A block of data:
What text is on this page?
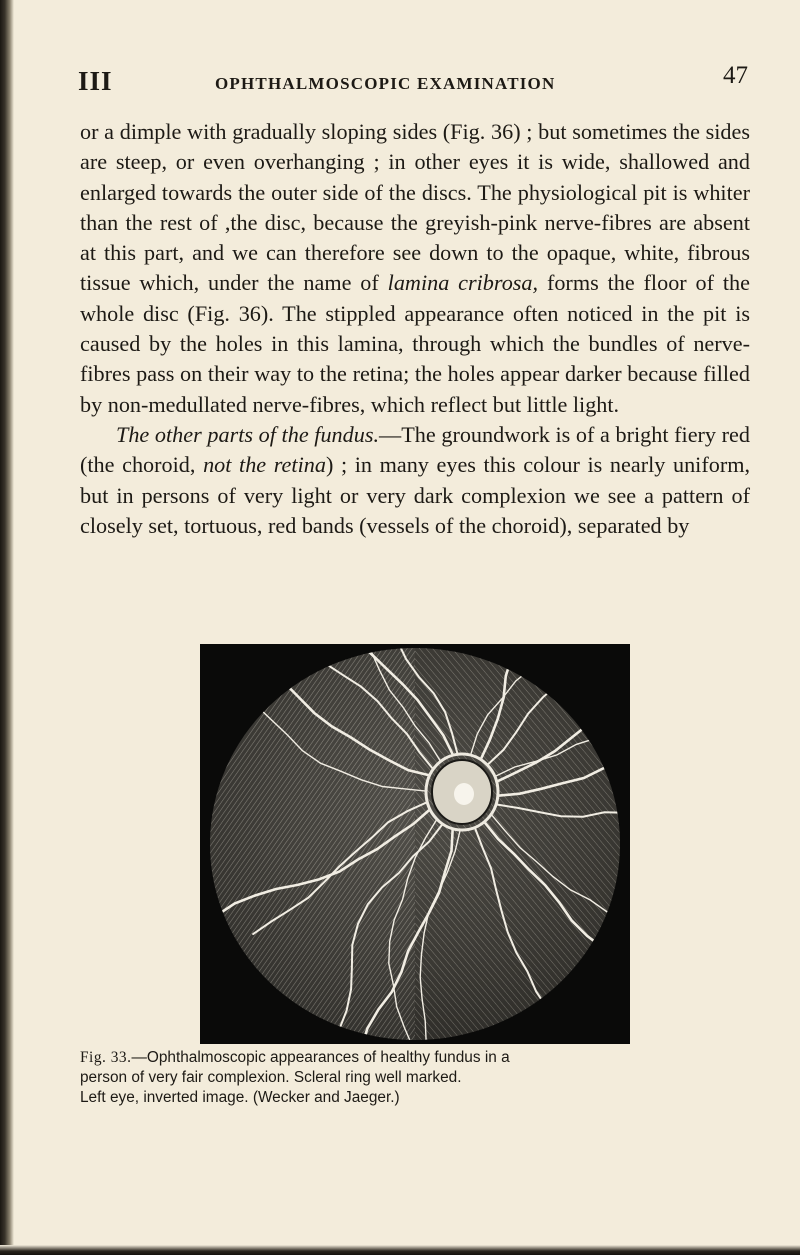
III	OPHTHALMOSCOPIC EXAMINATION	47

or a dimple with gradually sloping sides (Fig. 36) ; but sometimes the sides are steep, or even overhanging ; in other eyes it is wide, shallowed and enlarged towards the outer side of the discs. The physiological pit is whiter than the rest of ,the disc, because the greyish-pink nerve-fibres are absent at this part, and we can therefore see down to the opaque, white, fibrous tissue which, under the name of lamina cribrosa, forms the floor of the whole disc (Fig. 36). The stippled appearance often noticed in the pit is caused by the holes in this lamina, through which the bundles of nerve-fibres pass on their way to the retina; the holes appear darker because filled by non-medullated nerve-fibres, which reflect but little light.

The other parts of the fundus.—The groundwork is of a bright fiery red (the choroid, not the retina) ; in many eyes this colour is nearly uniform, but in persons of very light or very dark complexion we see a pattern of closely set, tortuous, red bands (vessels of the choroid), separated by

Fig. 33.—Ophthalmoscopic appearances of healthy fundus in a
person of very fair complexion. Scleral ring well marked.
Left eye, inverted image. (Wecker and Jaeger.)
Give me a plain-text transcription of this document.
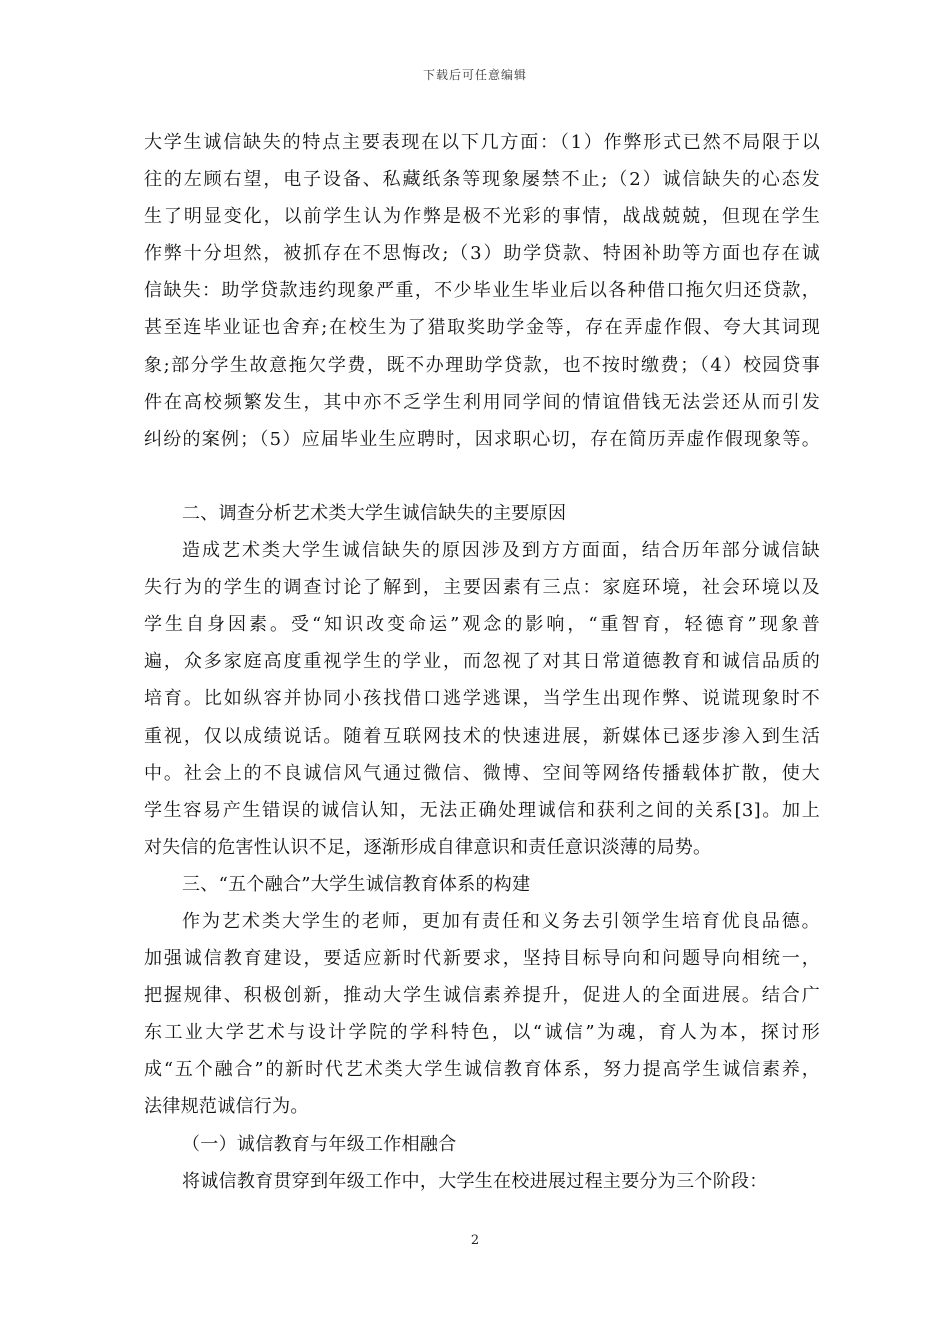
下载后可任意编辑
大学生诚信缺失的特点主要表现在以下几方面：（1）作弊形式已然不局限于以
往的左顾右望，电子设备、私藏纸条等现象屡禁不止;（2）诚信缺失的心态发
生了明显变化，以前学生认为作弊是极不光彩的事情，战战兢兢，但现在学生
作弊十分坦然，被抓存在不思悔改;（3）助学贷款、特困补助等方面也存在诚
信缺失：助学贷款违约现象严重，不少毕业生毕业后以各种借口拖欠归还贷款，
甚至连毕业证也舍弃;在校生为了猎取奖助学金等，存在弄虚作假、夸大其词现
象;部分学生故意拖欠学费，既不办理助学贷款，也不按时缴费；（4）校园贷事
件在高校频繁发生，其中亦不乏学生利用同学间的情谊借钱无法尝还从而引发
纠纷的案例；（5）应届毕业生应聘时，因求职心切，存在简历弄虚作假现象等。
二、调查分析艺术类大学生诚信缺失的主要原因
造成艺术类大学生诚信缺失的原因涉及到方方面面，结合历年部分诚信缺
失行为的学生的调查讨论了解到，主要因素有三点：家庭环境，社会环境以及
学生自身因素。受“知识改变命运”观念的影响，“重智育，轻德育”现象普
遍，众多家庭高度重视学生的学业，而忽视了对其日常道德教育和诚信品质的
培育。比如纵容并协同小孩找借口逃学逃课，当学生出现作弊、说谎现象时不
重视，仅以成绩说话。随着互联网技术的快速进展，新媒体已逐步渗入到生活
中。社会上的不良诚信风气通过微信、微博、空间等网络传播载体扩散，使大
学生容易产生错误的诚信认知，无法正确处理诚信和获利之间的关系[3]。加上
对失信的危害性认识不足，逐渐形成自律意识和责任意识淡薄的局势。
三、“五个融合”大学生诚信教育体系的构建
作为艺术类大学生的老师，更加有责任和义务去引领学生培育优良品德。
加强诚信教育建设，要适应新时代新要求，坚持目标导向和问题导向相统一，
把握规律、积极创新，推动大学生诚信素养提升，促进人的全面进展。结合广
东工业大学艺术与设计学院的学科特色，以“诚信”为魂，育人为本，探讨形
成“五个融合”的新时代艺术类大学生诚信教育体系，努力提高学生诚信素养，
法律规范诚信行为。
（一）诚信教育与年级工作相融合
将诚信教育贯穿到年级工作中，大学生在校进展过程主要分为三个阶段：
2
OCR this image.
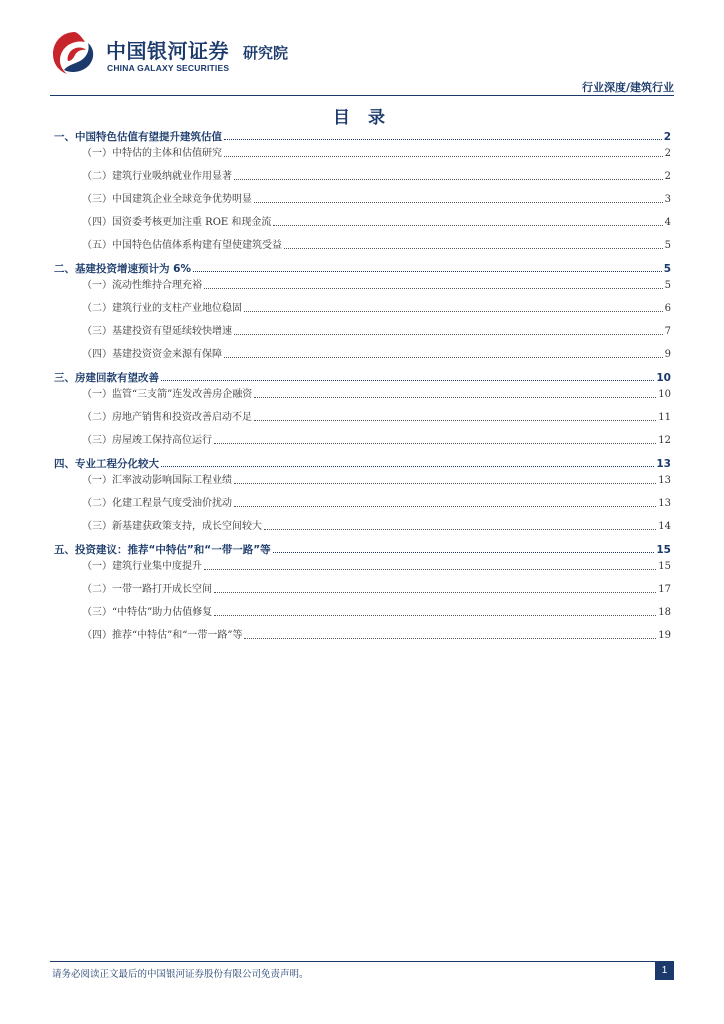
中国银河证券 研究院
CHINA GALAXY SECURITIES
行业深度/建筑行业
目 录
一、中国特色估值有望提升建筑估值	2
（一）中特估的主体和估值研究	2
（二）建筑行业吸纳就业作用显著	2
（三）中国建筑企业全球竞争优势明显	3
（四）国资委考核更加注重 ROE 和现金流	4
（五）中国特色估值体系构建有望使建筑受益	5
二、基建投资增速预计为 6%	5
（一）流动性维持合理充裕	5
（二）建筑行业的支柱产业地位稳固	6
（三）基建投资有望延续较快增速	7
（四）基建投资资金来源有保障	9
三、房建回款有望改善	10
（一）监管“三支箭”连发改善房企融资	10
（二）房地产销售和投资改善启动不足	11
（三）房屋竣工保持高位运行	12
四、专业工程分化较大	13
（一）汇率波动影响国际工程业绩	13
（二）化建工程景气度受油价扰动	13
（三）新基建获政策支持，成长空间较大	14
五、投资建议：推荐“中特估”和“一带一路”等	15
（一）建筑行业集中度提升	15
（二）一带一路打开成长空间	17
（三）“中特估”助力估值修复	18
（四）推荐“中特估”和“一带一路”等	19
请务必阅读正文最后的中国银河证券股份有限公司免责声明。	1
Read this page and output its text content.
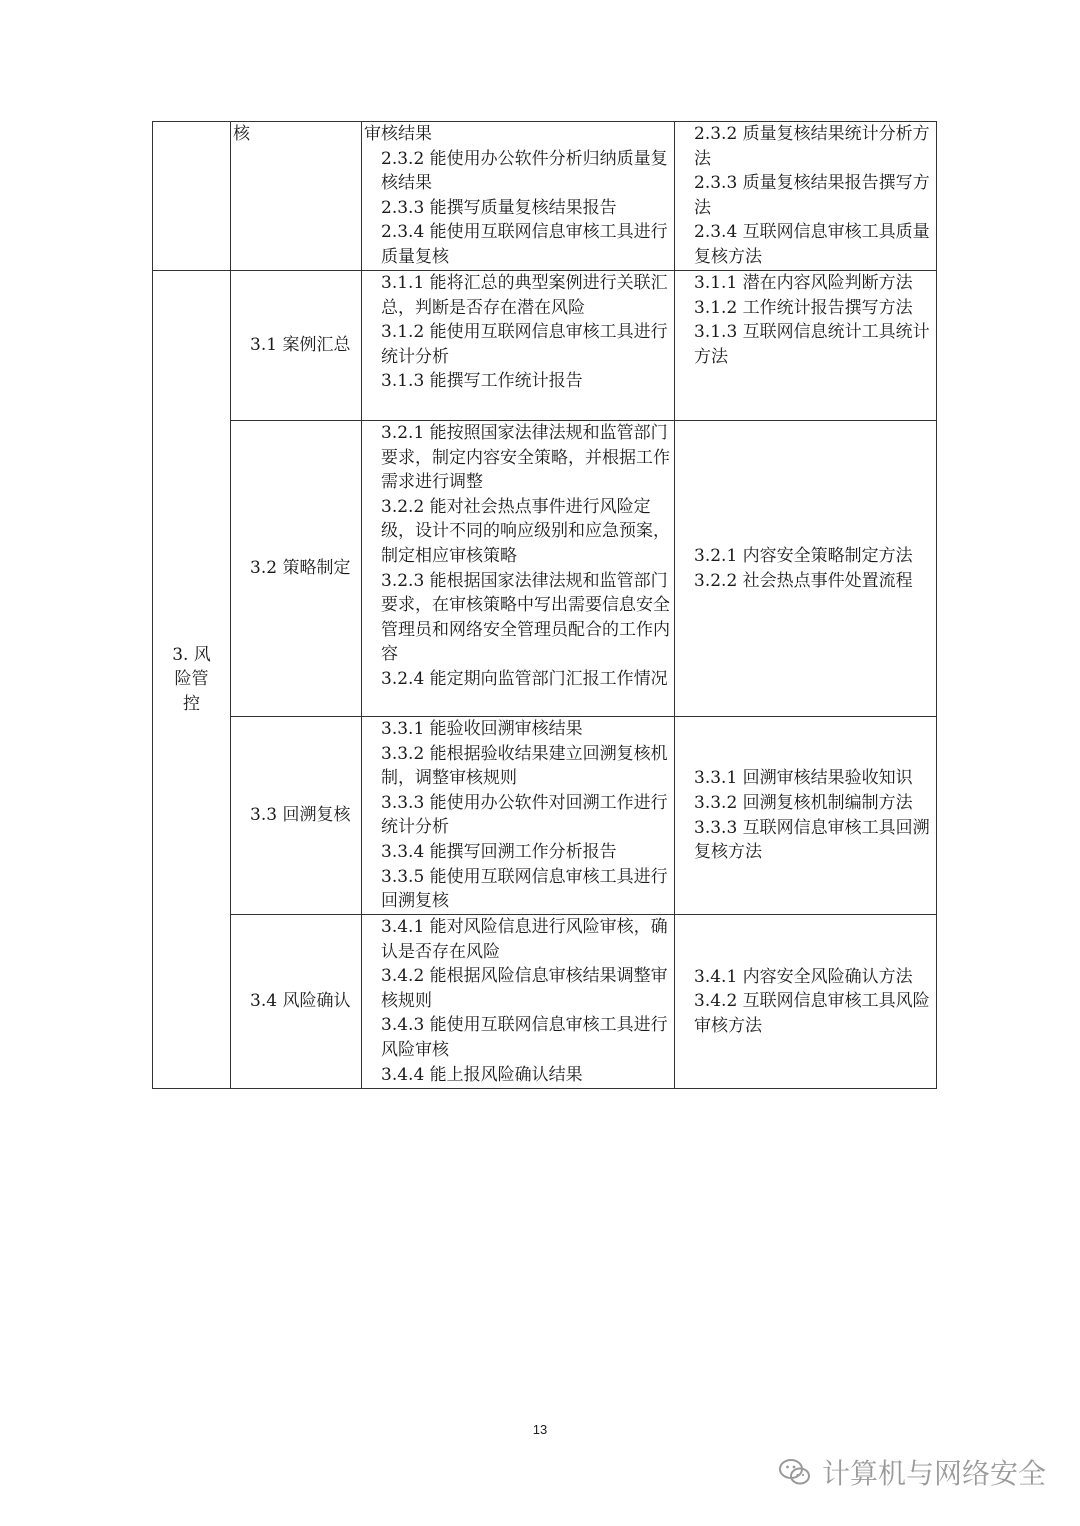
	核	审核结果
2.3.2 能使用办公软件分析归纳质量复核结果
2.3.3 能撰写质量复核结果报告
2.3.4 能使用互联网信息审核工具进行质量复核	2.3.2 质量复核结果统计分析方法
2.3.3 质量复核结果报告撰写方法
2.3.4 互联网信息审核工具质量复核方法

3. 风险管控	3.1 案例汇总	3.1.1 能将汇总的典型案例进行关联汇总，判断是否存在潜在风险
3.1.2 能使用互联网信息审核工具进行统计分析
3.1.3 能撰写工作统计报告	3.1.1 潜在内容风险判断方法
3.1.2 工作统计报告撰写方法
3.1.3 互联网信息统计工具统计方法

	3.2 策略制定	3.2.1 能按照国家法律法规和监管部门要求，制定内容安全策略，并根据工作需求进行调整
3.2.2 能对社会热点事件进行风险定级，设计不同的响应级别和应急预案，制定相应审核策略
3.2.3 能根据国家法律法规和监管部门要求，在审核策略中写出需要信息安全管理员和网络安全管理员配合的工作内容
3.2.4 能定期向监管部门汇报工作情况	3.2.1 内容安全策略制定方法
3.2.2 社会热点事件处置流程

	3.3 回溯复核	3.3.1 能验收回溯审核结果
3.3.2 能根据验收结果建立回溯复核机制，调整审核规则
3.3.3 能使用办公软件对回溯工作进行统计分析
3.3.4 能撰写回溯工作分析报告
3.3.5 能使用互联网信息审核工具进行回溯复核	3.3.1 回溯审核结果验收知识
3.3.2 回溯复核机制编制方法
3.3.3 互联网信息审核工具回溯复核方法

	3.4 风险确认	3.4.1 能对风险信息进行风险审核，确认是否存在风险
3.4.2 能根据风险信息审核结果调整审核规则
3.4.3 能使用互联网信息审核工具进行风险审核
3.4.4 能上报风险确认结果	3.4.1 内容安全风险确认方法
3.4.2 互联网信息审核工具风险审核方法
13
计算机与网络安全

* [DIRECTIONS] Give only a number: how many lines of the data hold the string "very"?

* [FINAL ANSWER] 2